What the task requires: Collect from the data below each line with "personnes".

Exercise data:
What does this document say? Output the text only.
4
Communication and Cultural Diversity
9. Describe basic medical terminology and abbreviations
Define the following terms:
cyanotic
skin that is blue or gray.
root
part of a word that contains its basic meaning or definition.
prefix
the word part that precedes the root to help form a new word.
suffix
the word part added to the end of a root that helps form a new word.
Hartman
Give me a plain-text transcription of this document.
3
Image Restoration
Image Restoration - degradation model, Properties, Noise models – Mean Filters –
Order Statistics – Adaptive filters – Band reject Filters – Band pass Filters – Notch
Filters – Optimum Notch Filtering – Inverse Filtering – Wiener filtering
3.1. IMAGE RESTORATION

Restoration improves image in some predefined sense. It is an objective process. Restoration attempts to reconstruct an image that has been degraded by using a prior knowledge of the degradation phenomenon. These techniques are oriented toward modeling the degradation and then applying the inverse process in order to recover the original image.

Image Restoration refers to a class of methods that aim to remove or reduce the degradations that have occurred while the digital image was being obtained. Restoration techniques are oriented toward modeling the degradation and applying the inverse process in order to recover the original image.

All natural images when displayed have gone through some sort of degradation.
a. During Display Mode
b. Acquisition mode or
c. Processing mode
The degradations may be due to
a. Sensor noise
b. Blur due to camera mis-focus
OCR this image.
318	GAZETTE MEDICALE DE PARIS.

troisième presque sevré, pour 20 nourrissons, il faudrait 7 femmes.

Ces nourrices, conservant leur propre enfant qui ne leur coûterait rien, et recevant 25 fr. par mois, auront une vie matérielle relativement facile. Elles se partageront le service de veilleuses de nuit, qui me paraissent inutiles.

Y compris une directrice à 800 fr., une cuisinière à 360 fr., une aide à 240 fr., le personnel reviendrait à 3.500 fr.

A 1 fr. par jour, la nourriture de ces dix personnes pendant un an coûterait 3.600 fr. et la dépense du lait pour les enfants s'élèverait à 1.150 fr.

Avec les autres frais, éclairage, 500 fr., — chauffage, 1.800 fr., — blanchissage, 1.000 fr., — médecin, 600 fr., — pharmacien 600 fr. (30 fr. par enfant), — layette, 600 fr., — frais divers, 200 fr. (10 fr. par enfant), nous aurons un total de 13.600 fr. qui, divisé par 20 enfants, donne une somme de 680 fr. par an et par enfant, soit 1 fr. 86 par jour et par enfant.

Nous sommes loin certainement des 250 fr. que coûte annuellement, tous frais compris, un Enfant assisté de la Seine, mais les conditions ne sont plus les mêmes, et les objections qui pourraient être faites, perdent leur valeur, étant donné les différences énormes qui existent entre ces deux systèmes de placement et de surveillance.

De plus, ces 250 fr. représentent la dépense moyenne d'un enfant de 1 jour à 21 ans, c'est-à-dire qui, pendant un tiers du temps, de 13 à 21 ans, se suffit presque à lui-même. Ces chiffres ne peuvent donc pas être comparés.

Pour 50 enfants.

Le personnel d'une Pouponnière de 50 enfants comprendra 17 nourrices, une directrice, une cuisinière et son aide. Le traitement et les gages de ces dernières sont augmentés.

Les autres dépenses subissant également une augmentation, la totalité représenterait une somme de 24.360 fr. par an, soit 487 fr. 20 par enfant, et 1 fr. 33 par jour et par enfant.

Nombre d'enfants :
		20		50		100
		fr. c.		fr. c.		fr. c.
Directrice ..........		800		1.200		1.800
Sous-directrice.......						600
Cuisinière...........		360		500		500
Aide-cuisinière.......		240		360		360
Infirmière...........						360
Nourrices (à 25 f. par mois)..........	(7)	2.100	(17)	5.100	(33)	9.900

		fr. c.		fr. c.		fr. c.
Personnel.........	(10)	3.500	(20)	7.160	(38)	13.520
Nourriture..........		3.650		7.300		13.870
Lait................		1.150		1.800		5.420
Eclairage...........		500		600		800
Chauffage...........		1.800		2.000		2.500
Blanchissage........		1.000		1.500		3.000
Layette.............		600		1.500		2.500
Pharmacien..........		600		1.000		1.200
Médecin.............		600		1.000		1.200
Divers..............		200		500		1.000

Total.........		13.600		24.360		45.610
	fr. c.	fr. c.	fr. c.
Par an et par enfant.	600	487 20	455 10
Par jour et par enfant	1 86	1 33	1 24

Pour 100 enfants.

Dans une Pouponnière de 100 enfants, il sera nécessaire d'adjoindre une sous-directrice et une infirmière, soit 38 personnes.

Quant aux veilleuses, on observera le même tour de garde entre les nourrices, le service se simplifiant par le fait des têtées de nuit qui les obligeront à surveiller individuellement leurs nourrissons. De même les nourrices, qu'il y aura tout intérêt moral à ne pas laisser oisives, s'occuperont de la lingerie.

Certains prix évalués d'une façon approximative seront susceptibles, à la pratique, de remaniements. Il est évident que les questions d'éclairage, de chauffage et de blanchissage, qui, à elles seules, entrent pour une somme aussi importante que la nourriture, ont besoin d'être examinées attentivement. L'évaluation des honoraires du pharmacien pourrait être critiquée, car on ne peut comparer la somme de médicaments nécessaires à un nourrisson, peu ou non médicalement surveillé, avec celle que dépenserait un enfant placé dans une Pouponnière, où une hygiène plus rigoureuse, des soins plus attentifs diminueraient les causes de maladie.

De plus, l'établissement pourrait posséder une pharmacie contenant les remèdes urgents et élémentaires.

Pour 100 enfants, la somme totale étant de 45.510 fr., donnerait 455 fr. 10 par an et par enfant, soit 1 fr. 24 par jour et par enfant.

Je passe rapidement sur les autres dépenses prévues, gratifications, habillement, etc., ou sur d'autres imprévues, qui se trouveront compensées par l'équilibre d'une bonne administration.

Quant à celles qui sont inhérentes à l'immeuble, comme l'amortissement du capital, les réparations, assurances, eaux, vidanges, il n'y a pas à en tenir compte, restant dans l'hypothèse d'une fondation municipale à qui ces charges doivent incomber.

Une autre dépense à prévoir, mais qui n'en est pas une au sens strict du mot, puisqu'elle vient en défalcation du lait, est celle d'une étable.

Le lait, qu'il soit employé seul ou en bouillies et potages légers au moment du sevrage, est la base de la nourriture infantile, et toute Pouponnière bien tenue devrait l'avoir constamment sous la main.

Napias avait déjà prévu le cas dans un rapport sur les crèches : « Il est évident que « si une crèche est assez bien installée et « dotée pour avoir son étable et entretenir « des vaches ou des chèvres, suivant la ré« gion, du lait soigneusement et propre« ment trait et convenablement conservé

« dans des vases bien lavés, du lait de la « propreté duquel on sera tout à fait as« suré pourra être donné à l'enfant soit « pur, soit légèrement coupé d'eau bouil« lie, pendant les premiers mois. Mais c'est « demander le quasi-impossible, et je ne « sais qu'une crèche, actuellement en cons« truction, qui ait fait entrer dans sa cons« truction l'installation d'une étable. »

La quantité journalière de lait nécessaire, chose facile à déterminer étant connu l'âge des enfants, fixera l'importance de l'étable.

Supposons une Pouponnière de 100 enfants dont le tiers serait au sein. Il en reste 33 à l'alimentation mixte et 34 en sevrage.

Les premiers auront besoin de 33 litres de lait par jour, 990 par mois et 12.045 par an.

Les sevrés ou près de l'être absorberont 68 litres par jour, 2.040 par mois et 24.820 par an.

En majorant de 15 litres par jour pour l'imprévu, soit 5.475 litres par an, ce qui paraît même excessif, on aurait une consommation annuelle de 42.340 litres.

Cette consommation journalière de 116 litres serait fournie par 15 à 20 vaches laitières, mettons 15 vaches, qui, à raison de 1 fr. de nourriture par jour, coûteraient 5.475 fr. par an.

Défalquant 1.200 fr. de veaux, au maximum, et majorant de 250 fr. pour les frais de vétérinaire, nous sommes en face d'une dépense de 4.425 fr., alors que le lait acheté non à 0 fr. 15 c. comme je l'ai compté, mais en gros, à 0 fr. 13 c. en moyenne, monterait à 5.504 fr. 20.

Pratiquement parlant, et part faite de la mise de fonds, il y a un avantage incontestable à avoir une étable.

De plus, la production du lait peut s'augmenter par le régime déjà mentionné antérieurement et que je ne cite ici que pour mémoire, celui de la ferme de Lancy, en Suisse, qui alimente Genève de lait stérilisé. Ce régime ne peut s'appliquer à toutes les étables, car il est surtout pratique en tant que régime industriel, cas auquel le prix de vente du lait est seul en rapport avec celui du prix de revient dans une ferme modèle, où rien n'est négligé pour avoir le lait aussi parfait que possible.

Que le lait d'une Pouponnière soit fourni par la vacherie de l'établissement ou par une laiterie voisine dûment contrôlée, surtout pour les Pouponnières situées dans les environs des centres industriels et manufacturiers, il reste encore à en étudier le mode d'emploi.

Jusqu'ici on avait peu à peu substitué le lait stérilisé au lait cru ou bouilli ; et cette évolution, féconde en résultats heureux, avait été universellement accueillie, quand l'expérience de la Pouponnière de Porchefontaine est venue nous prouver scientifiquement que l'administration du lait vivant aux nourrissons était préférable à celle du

Solution to the problem:
A 1 fr. par jour, la nourriture de ces dix personnes pendant un an coûterait 3.600 fr. et la dépense du lait pour les enfants s'élèverait à 1.150 fr.
Dans une Pouponnière de 100 enfants, il sera nécessaire d'adjoindre une sous-directrice et une infirmière, soit 38 personnes.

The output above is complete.